• Set task: Search the records below for the word "kovu" and show every line where it occurs.

• Recorded data:
◇ ◇ ◇ ◇ ◇ ◇ ◇
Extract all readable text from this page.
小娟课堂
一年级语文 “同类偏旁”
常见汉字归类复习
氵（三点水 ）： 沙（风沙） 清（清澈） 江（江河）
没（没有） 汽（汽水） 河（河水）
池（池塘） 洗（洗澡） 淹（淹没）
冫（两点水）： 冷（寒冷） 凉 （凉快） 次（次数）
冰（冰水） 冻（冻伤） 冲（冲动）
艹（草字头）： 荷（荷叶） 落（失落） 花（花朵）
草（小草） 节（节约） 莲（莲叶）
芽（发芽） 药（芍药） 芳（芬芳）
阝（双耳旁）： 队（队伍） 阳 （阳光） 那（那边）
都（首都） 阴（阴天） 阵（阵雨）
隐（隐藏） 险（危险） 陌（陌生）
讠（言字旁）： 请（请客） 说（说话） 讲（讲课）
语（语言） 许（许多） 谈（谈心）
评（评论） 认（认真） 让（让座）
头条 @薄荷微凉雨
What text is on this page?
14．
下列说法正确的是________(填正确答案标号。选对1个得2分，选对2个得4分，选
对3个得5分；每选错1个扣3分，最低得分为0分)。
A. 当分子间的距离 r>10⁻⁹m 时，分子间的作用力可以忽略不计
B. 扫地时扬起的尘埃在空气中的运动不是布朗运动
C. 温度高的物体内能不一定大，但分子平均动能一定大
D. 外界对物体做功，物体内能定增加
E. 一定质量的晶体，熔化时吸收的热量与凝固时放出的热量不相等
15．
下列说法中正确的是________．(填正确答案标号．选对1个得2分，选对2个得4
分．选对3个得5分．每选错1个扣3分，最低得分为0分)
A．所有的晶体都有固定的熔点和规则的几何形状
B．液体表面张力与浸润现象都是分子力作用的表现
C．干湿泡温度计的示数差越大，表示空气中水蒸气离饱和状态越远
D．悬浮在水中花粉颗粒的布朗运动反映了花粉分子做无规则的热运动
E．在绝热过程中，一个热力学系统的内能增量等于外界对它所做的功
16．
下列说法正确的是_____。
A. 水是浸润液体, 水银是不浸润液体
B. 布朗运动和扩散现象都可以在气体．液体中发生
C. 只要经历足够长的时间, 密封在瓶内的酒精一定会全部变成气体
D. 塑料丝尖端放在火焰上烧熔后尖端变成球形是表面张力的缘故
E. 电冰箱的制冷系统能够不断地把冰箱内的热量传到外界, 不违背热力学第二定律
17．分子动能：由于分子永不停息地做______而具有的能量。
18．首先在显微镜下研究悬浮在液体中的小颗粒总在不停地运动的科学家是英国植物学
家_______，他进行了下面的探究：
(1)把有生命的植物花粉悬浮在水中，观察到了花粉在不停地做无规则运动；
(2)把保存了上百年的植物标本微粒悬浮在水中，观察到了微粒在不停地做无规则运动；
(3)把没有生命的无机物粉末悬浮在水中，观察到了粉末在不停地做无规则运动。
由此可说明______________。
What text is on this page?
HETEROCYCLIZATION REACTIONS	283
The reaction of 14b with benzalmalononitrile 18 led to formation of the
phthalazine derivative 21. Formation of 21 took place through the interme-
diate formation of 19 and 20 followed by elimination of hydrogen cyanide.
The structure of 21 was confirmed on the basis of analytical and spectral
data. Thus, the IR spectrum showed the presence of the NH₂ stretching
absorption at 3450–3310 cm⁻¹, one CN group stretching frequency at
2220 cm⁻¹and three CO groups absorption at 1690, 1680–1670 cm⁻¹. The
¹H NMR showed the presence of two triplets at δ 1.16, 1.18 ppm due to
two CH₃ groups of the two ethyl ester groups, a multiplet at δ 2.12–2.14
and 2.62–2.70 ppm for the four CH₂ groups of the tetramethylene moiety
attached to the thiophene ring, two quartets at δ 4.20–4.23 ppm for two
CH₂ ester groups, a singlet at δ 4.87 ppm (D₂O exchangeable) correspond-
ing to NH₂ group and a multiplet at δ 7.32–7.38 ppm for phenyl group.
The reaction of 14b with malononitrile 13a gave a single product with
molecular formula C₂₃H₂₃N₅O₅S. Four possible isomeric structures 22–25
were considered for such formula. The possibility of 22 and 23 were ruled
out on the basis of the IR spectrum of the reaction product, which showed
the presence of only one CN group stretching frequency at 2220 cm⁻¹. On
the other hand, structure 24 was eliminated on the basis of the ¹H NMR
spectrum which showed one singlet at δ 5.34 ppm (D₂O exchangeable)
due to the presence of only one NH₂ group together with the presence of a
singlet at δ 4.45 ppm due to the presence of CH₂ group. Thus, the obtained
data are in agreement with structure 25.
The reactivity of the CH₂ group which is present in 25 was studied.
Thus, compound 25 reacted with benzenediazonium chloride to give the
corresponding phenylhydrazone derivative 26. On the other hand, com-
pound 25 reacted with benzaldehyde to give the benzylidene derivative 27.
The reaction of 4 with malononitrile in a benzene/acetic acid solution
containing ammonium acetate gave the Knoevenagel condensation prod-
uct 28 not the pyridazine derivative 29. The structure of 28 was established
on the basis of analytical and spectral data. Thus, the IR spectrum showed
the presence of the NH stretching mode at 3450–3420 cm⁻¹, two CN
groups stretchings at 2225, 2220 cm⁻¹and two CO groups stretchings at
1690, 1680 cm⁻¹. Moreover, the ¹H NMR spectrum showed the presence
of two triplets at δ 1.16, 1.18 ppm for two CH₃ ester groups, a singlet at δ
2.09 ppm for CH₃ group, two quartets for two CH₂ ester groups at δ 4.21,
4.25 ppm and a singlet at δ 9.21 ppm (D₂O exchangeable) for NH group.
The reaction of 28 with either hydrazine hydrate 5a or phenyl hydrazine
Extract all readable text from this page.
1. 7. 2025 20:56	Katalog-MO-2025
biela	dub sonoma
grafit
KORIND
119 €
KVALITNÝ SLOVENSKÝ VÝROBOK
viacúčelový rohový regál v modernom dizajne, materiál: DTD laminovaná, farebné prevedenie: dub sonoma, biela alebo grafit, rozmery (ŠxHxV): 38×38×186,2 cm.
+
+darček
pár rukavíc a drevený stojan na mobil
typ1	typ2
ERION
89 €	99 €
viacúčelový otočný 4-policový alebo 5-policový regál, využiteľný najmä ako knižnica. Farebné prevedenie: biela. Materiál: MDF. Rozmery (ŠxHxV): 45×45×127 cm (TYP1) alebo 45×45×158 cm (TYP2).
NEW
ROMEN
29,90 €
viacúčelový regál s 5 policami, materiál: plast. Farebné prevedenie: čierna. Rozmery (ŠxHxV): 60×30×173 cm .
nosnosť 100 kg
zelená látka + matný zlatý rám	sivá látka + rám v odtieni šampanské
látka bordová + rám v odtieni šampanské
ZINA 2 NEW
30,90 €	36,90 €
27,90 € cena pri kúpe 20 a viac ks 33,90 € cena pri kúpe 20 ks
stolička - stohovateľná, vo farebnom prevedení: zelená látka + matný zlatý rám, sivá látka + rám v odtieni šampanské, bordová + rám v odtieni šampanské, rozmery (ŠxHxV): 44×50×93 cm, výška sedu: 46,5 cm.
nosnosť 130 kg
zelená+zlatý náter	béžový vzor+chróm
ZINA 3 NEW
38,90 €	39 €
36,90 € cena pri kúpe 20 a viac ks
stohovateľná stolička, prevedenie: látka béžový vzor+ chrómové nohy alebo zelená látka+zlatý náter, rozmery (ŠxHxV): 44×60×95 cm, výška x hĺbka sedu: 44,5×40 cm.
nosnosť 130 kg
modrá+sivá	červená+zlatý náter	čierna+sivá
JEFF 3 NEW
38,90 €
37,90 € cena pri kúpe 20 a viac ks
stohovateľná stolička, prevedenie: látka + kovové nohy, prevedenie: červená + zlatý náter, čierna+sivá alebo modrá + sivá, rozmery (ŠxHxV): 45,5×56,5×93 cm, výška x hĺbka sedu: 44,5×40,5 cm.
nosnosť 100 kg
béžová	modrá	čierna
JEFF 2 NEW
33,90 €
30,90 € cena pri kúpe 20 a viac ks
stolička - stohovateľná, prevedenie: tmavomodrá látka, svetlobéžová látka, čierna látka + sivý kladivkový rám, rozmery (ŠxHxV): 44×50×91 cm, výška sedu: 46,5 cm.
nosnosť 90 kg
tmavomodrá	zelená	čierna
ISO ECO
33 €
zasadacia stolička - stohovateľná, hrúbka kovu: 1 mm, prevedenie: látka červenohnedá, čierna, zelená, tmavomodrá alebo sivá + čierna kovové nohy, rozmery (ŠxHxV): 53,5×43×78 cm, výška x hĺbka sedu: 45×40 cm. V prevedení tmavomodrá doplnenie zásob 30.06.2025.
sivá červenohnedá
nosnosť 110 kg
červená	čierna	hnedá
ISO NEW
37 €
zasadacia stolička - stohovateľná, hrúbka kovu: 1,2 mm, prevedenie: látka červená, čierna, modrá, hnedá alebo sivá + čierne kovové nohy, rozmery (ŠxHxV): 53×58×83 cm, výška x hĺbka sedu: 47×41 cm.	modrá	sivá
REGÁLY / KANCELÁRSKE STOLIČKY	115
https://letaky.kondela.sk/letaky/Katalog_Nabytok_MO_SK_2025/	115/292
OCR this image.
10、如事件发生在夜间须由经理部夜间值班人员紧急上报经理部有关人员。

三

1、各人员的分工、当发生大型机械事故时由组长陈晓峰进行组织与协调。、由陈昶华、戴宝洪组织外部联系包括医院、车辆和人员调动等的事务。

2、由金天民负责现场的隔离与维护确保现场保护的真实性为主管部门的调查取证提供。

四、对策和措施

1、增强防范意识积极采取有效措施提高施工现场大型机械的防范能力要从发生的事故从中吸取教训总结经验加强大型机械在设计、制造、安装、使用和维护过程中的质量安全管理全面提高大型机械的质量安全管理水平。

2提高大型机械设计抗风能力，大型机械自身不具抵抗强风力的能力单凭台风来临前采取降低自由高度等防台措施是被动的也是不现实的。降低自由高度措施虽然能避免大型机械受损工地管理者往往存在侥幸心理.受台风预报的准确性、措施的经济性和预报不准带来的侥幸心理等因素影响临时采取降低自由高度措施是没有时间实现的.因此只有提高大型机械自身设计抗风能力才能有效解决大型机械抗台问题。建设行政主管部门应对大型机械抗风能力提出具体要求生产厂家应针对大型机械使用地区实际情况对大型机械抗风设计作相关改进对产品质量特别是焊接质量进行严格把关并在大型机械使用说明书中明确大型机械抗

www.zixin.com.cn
◇ ◇ ◇ ◇ ◇ ◇ ◇
• Exercise result:
zasadacia stolička - stohovateľná, hrúbka kovu: 1 mm, prevedenie: látka červenohnedá, čierna, zelená, tmavomodrá alebo sivá + čierna kovové nohy, rozmery (ŠxHxV): 53,5×43×78 cm, výška x hĺbka sedu: 45×40 cm. V prevedení tmavomodrá doplnenie zásob 30.06.2025.
zasadacia stolička - stohovateľná, hrúbka kovu: 1,2 mm, prevedenie: látka červená, čierna, modrá, hnedá alebo sivá + čierne kovové nohy, rozmery (ŠxHxV): 53×58×83 cm, výška x hĺbka sedu: 47×41 cm.	modrá	sivá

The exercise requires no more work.